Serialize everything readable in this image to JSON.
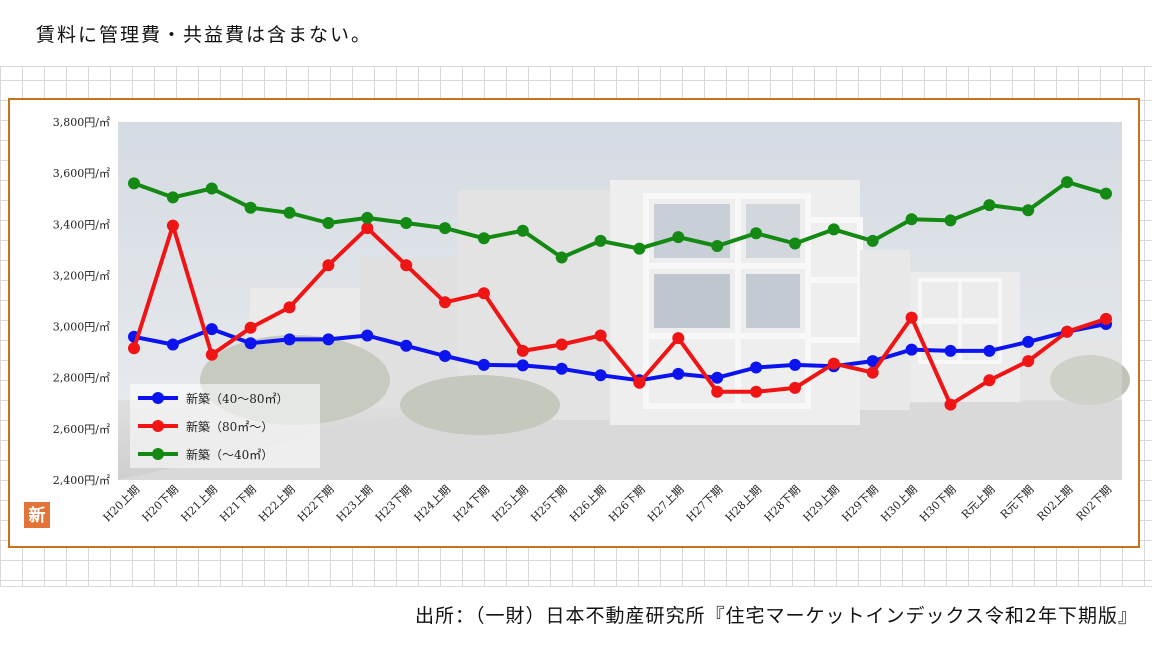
{
  "note": "賃料に管理費・共益費は含まない。",
  "source": "出所：（一財）日本不動産研究所『住宅マーケットインデックス令和2年下期版』",
  "badge": "新",
  "colors": {
    "frame": "#c8721c",
    "badge": "#e2743a",
    "series": [
      "#0b14f0",
      "#f01414",
      "#148a14"
    ]
  },
  "chart_data": {
    "type": "line",
    "title": "",
    "xlabel": "",
    "ylabel": "",
    "ylim": [
      2400,
      3800
    ],
    "ytick_values": [
      2400,
      2600,
      2800,
      3000,
      3200,
      3400,
      3600,
      3800
    ],
    "yticks": [
      "2,400円/㎡",
      "2,600円/㎡",
      "2,800円/㎡",
      "3,000円/㎡",
      "3,200円/㎡",
      "3,400円/㎡",
      "3,600円/㎡",
      "3,800円/㎡"
    ],
    "grid": false,
    "legend_position": "bottom-left",
    "background": "photo of a modern apartment building",
    "categories": [
      "H20上期",
      "H20下期",
      "H21上期",
      "H21下期",
      "H22上期",
      "H22下期",
      "H23上期",
      "H23下期",
      "H24上期",
      "H24下期",
      "H25上期",
      "H25下期",
      "H26上期",
      "H26下期",
      "H27上期",
      "H27下期",
      "H28上期",
      "H28下期",
      "H29上期",
      "H29下期",
      "H30上期",
      "H30下期",
      "R元上期",
      "R元下期",
      "R02上期",
      "R02下期"
    ],
    "series": [
      {
        "name": "新築（40～80㎡）",
        "color": "#0b14f0",
        "values": [
          2960,
          2930,
          2990,
          2935,
          2950,
          2950,
          2965,
          2925,
          2885,
          2850,
          2848,
          2835,
          2810,
          2790,
          2815,
          2800,
          2840,
          2850,
          2845,
          2865,
          2910,
          2905,
          2905,
          2940,
          2980,
          3010
        ]
      },
      {
        "name": "新築（80㎡～）",
        "color": "#f01414",
        "values": [
          2915,
          3395,
          2890,
          2995,
          3075,
          3240,
          3385,
          3240,
          3095,
          3130,
          2905,
          2930,
          2965,
          2780,
          2955,
          2745,
          2745,
          2760,
          2855,
          2820,
          3035,
          2695,
          2790,
          2865,
          2980,
          3030
        ]
      },
      {
        "name": "新築（～40㎡）",
        "color": "#148a14",
        "values": [
          3560,
          3505,
          3540,
          3465,
          3445,
          3405,
          3425,
          3405,
          3385,
          3345,
          3375,
          3270,
          3335,
          3305,
          3350,
          3315,
          3365,
          3325,
          3380,
          3335,
          3420,
          3415,
          3475,
          3455,
          3565,
          3520
        ]
      }
    ]
  }
}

### Exercise task
Every line above should be returned exactly; the pictures stay out.

### Finished task
Serialize everything readable in this image to JSON.
{
  "note": "賃料に管理費・共益費は含まない。",
  "source": "出所：（一財）日本不動産研究所『住宅マーケットインデックス令和2年下期版』",
  "badge": "新",
  "colors": {
    "frame": "#c8721c",
    "badge": "#e2743a",
    "series": [
      "#0b14f0",
      "#f01414",
      "#148a14"
    ]
  },
  "chart_data": {
    "type": "line",
    "title": "",
    "xlabel": "",
    "ylabel": "",
    "ylim": [
      2400,
      3800
    ],
    "ytick_values": [
      2400,
      2600,
      2800,
      3000,
      3200,
      3400,
      3600,
      3800
    ],
    "yticks": [
      "2,400円/㎡",
      "2,600円/㎡",
      "2,800円/㎡",
      "3,000円/㎡",
      "3,200円/㎡",
      "3,400円/㎡",
      "3,600円/㎡",
      "3,800円/㎡"
    ],
    "grid": false,
    "legend_position": "bottom-left",
    "background": "photo of a modern apartment building",
    "categories": [
      "H20上期",
      "H20下期",
      "H21上期",
      "H21下期",
      "H22上期",
      "H22下期",
      "H23上期",
      "H23下期",
      "H24上期",
      "H24下期",
      "H25上期",
      "H25下期",
      "H26上期",
      "H26下期",
      "H27上期",
      "H27下期",
      "H28上期",
      "H28下期",
      "H29上期",
      "H29下期",
      "H30上期",
      "H30下期",
      "R元上期",
      "R元下期",
      "R02上期",
      "R02下期"
    ],
    "series": [
      {
        "name": "新築（40～80㎡）",
        "color": "#0b14f0",
        "values": [
          2960,
          2930,
          2990,
          2935,
          2950,
          2950,
          2965,
          2925,
          2885,
          2850,
          2848,
          2835,
          2810,
          2790,
          2815,
          2800,
          2840,
          2850,
          2845,
          2865,
          2910,
          2905,
          2905,
          2940,
          2980,
          3010
        ]
      },
      {
        "name": "新築（80㎡～）",
        "color": "#f01414",
        "values": [
          2915,
          3395,
          2890,
          2995,
          3075,
          3240,
          3385,
          3240,
          3095,
          3130,
          2905,
          2930,
          2965,
          2780,
          2955,
          2745,
          2745,
          2760,
          2855,
          2820,
          3035,
          2695,
          2790,
          2865,
          2980,
          3030
        ]
      },
      {
        "name": "新築（～40㎡）",
        "color": "#148a14",
        "values": [
          3560,
          3505,
          3540,
          3465,
          3445,
          3405,
          3425,
          3405,
          3385,
          3345,
          3375,
          3270,
          3335,
          3305,
          3350,
          3315,
          3365,
          3325,
          3380,
          3335,
          3420,
          3415,
          3475,
          3455,
          3565,
          3520
        ]
      }
    ]
  }
}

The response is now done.